== TO DO ==
Find the string "days" and gather every line that holds it.

== RECORD EXCERPTS ==

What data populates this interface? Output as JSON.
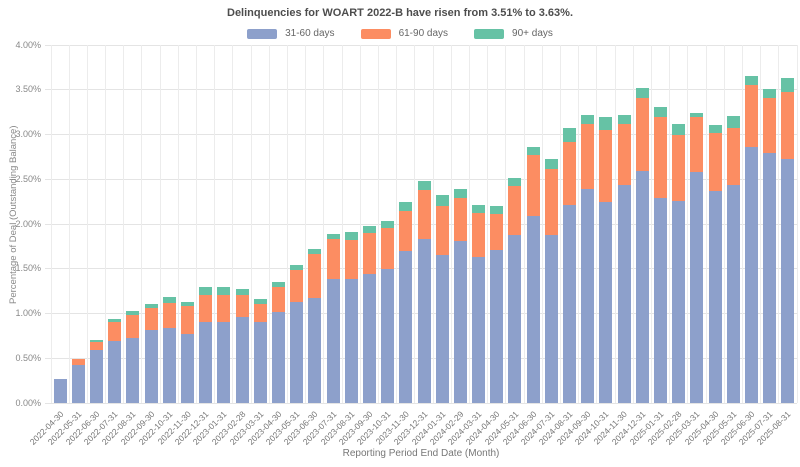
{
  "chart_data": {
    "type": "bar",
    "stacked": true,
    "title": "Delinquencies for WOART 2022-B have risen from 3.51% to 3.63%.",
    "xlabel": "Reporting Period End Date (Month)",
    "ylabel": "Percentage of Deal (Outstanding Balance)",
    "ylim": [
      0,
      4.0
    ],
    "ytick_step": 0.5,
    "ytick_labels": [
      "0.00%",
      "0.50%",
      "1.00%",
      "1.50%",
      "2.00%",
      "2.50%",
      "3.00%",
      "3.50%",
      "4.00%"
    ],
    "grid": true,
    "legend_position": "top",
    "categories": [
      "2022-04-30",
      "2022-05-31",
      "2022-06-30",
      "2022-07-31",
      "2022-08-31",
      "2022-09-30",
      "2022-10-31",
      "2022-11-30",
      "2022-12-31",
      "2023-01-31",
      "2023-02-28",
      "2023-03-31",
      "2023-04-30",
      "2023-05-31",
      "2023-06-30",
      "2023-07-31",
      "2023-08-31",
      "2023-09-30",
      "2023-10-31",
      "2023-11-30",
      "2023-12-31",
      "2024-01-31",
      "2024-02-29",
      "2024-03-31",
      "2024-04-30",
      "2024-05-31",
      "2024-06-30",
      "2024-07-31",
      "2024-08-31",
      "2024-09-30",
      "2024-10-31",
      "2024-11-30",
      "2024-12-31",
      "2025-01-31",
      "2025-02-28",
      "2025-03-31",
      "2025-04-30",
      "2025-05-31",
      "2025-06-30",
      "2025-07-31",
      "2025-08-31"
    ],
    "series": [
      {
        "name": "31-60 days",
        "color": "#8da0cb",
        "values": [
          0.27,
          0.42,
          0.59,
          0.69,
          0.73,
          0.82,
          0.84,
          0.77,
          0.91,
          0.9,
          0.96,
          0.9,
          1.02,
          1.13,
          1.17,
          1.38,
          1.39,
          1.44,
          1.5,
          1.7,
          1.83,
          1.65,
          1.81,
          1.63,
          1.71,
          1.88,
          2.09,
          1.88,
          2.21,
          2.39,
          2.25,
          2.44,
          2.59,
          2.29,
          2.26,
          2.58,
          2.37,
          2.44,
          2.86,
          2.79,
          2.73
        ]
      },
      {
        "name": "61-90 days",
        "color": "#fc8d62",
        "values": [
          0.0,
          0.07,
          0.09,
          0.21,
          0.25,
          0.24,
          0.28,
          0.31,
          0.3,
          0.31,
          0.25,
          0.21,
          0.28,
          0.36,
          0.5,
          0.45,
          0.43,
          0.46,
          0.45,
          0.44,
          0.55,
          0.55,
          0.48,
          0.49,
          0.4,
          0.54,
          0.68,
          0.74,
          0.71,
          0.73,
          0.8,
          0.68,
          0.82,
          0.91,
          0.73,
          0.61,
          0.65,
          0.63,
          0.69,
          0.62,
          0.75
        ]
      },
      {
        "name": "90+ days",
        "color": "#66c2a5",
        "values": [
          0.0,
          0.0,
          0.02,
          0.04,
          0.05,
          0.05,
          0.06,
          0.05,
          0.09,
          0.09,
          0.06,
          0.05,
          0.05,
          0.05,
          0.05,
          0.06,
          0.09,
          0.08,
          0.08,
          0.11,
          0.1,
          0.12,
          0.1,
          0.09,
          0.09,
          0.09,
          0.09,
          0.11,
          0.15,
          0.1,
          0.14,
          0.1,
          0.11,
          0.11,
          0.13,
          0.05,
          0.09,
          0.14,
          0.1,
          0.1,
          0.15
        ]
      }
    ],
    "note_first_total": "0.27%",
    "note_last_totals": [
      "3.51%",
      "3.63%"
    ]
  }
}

== FINISHED TASK ==
        "name": "31-60 days",
        "name": "61-90 days",
        "name": "90+ days",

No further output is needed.